WHAT THE TASK ASKS: Write out the listing in full, matching it word for word.

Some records
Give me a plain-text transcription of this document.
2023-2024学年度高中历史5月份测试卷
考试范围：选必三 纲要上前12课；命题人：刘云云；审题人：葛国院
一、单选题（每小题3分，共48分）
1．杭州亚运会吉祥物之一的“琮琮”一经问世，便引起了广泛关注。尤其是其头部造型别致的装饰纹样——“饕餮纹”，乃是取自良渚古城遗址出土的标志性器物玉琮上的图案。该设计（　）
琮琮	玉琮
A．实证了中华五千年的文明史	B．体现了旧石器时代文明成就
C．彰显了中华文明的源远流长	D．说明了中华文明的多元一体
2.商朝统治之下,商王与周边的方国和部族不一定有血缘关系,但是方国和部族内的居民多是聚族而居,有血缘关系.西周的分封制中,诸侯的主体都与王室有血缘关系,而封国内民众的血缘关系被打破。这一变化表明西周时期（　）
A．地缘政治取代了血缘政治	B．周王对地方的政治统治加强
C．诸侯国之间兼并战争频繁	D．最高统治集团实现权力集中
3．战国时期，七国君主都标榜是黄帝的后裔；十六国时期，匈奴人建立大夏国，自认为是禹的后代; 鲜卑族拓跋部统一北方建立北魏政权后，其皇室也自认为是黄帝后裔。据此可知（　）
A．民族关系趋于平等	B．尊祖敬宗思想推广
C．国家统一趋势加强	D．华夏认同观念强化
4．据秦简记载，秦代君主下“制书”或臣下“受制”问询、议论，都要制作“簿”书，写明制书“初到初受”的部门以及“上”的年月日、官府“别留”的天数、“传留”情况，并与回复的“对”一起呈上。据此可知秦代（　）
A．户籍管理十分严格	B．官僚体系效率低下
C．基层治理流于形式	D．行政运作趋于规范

COMPLETED EXERCISE:
Give me a plain-text transcription of this document.
2023-2024学年度高中历史5月份测试卷
考试范围：选必三 纲要上前12课；命题人：刘云云；审题人：葛国院
一、单选题（每小题3分，共48分）
1．杭州亚运会吉祥物之一的“琮琮”一经问世，便引起了广泛关注。尤其是其头部造型别致的装饰纹样——“饕餮纹”，乃是取自良渚古城遗址出土的标志性器物玉琮上的图案。该设计（　）
琮琮	玉琮
A．实证了中华五千年的文明史	B．体现了旧石器时代文明成就
C．彰显了中华文明的源远流长	D．说明了中华文明的多元一体
2.商朝统治之下,商王与周边的方国和部族不一定有血缘关系,但是方国和部族内的居民多是聚族而居,有血缘关系.西周的分封制中,诸侯的主体都与王室有血缘关系,而封国内民众的血缘关系被打破。这一变化表明西周时期（　）
A．地缘政治取代了血缘政治	B．周王对地方的政治统治加强
C．诸侯国之间兼并战争频繁	D．最高统治集团实现权力集中
3．战国时期，七国君主都标榜是黄帝的后裔；十六国时期，匈奴人建立大夏国，自认为是禹的后代; 鲜卑族拓跋部统一北方建立北魏政权后，其皇室也自认为是黄帝后裔。据此可知（　）
A．民族关系趋于平等	B．尊祖敬宗思想推广
C．国家统一趋势加强	D．华夏认同观念强化
4．据秦简记载，秦代君主下“制书”或臣下“受制”问询、议论，都要制作“簿”书，写明制书“初到初受”的部门以及“上”的年月日、官府“别留”的天数、“传留”情况，并与回复的“对”一起呈上。据此可知秦代（　）
A．户籍管理十分严格	B．官僚体系效率低下
C．基层治理流于形式	D．行政运作趋于规范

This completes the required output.